Print every entry exactly as written.

---- Data listing

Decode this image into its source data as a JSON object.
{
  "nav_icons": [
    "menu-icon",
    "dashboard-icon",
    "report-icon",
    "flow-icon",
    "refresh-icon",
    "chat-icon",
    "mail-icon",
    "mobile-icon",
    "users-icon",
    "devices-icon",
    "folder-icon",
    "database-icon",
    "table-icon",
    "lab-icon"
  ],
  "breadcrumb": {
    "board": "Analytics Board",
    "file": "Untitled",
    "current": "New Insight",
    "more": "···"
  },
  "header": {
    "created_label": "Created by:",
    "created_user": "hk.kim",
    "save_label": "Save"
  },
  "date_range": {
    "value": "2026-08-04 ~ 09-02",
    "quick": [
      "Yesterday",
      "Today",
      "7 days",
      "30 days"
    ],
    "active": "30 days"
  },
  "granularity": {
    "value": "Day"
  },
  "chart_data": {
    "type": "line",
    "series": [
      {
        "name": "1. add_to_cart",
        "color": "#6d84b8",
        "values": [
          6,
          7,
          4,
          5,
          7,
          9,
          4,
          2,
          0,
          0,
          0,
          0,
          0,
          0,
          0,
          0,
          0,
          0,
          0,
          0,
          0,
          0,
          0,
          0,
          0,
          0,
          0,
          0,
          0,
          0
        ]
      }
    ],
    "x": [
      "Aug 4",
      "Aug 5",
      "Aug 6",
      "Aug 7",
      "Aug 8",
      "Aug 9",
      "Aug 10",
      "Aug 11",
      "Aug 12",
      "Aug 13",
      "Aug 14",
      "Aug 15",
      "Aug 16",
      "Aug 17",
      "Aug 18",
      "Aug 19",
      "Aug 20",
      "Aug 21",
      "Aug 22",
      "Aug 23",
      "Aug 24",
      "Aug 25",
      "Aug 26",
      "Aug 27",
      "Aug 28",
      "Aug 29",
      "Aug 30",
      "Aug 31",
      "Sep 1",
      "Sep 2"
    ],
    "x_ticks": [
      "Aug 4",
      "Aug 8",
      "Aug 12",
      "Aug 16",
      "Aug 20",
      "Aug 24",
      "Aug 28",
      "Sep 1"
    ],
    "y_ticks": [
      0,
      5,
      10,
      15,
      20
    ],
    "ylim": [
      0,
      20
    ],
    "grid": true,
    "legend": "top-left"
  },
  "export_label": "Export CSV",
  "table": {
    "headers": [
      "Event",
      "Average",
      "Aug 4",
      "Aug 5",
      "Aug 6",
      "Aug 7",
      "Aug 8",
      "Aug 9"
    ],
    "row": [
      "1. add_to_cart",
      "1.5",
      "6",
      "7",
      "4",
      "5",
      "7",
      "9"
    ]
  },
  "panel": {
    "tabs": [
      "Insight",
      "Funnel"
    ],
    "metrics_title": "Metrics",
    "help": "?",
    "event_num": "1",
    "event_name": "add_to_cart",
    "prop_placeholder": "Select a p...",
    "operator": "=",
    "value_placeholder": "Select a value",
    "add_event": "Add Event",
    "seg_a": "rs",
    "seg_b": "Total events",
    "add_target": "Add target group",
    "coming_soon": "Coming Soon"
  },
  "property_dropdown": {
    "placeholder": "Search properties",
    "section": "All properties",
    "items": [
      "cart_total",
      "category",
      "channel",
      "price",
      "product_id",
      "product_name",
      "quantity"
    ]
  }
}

--------

▶ [Result for this task]
Decode this image into its source data as a JSON object.
{
  "nav_icons": [
    "menu-icon",
    "dashboard-icon",
    "report-icon",
    "flow-icon",
    "refresh-icon",
    "chat-icon",
    "mail-icon",
    "mobile-icon",
    "users-icon",
    "devices-icon",
    "folder-icon",
    "database-icon",
    "table-icon",
    "lab-icon"
  ],
  "breadcrumb": {
    "board": "Analytics Board",
    "file": "Untitled",
    "current": "New Insight",
    "more": "···"
  },
  "header": {
    "created_label": "Created by:",
    "created_user": "hk.kim",
    "save_label": "Save"
  },
  "date_range": {
    "value": "2026-08-04 ~ 09-02",
    "quick": [
      "Yesterday",
      "Today",
      "7 days",
      "30 days"
    ],
    "active": "30 days"
  },
  "granularity": {
    "value": "Day"
  },
  "chart_data": {
    "type": "line",
    "series": [
      {
        "name": "1. add_to_cart",
        "color": "#6d84b8",
        "values": [
          6,
          7,
          4,
          5,
          7,
          9,
          4,
          2,
          0,
          0,
          0,
          0,
          0,
          0,
          0,
          0,
          0,
          0,
          0,
          0,
          0,
          0,
          0,
          0,
          0,
          0,
          0,
          0,
          0,
          0
        ]
      }
    ],
    "x": [
      "Aug 4",
      "Aug 5",
      "Aug 6",
      "Aug 7",
      "Aug 8",
      "Aug 9",
      "Aug 10",
      "Aug 11",
      "Aug 12",
      "Aug 13",
      "Aug 14",
      "Aug 15",
      "Aug 16",
      "Aug 17",
      "Aug 18",
      "Aug 19",
      "Aug 20",
      "Aug 21",
      "Aug 22",
      "Aug 23",
      "Aug 24",
      "Aug 25",
      "Aug 26",
      "Aug 27",
      "Aug 28",
      "Aug 29",
      "Aug 30",
      "Aug 31",
      "Sep 1",
      "Sep 2"
    ],
    "x_ticks": [
      "Aug 4",
      "Aug 8",
      "Aug 12",
      "Aug 16",
      "Aug 20",
      "Aug 24",
      "Aug 28",
      "Sep 1"
    ],
    "y_ticks": [
      0,
      5,
      10,
      15,
      20
    ],
    "ylim": [
      0,
      20
    ],
    "grid": true,
    "legend": "top-left"
  },
  "export_label": "Export CSV",
  "table": {
    "headers": [
      "Event",
      "Average",
      "Aug 4",
      "Aug 5",
      "Aug 6",
      "Aug 7",
      "Aug 8",
      "Aug 9"
    ],
    "row": [
      "1. add_to_cart",
      "1.5",
      "6",
      "7",
      "4",
      "5",
      "7",
      "9"
    ]
  },
  "panel": {
    "tabs": [
      "Insight",
      "Funnel"
    ],
    "metrics_title": "Metrics",
    "help": "?",
    "event_num": "1",
    "event_name": "add_to_cart",
    "prop_placeholder": "Select a p...",
    "operator": "=",
    "value_placeholder": "Select a value",
    "add_event": "Add Event",
    "seg_a": "rs",
    "seg_b": "Total events",
    "add_target": "Add target group",
    "coming_soon": "Coming Soon"
  },
  "property_dropdown": {
    "placeholder": "Search properties",
    "section": "All properties",
    "items": [
      "cart_total",
      "category",
      "channel",
      "price",
      "product_id",
      "product_name",
      "quantity"
    ]
  }
}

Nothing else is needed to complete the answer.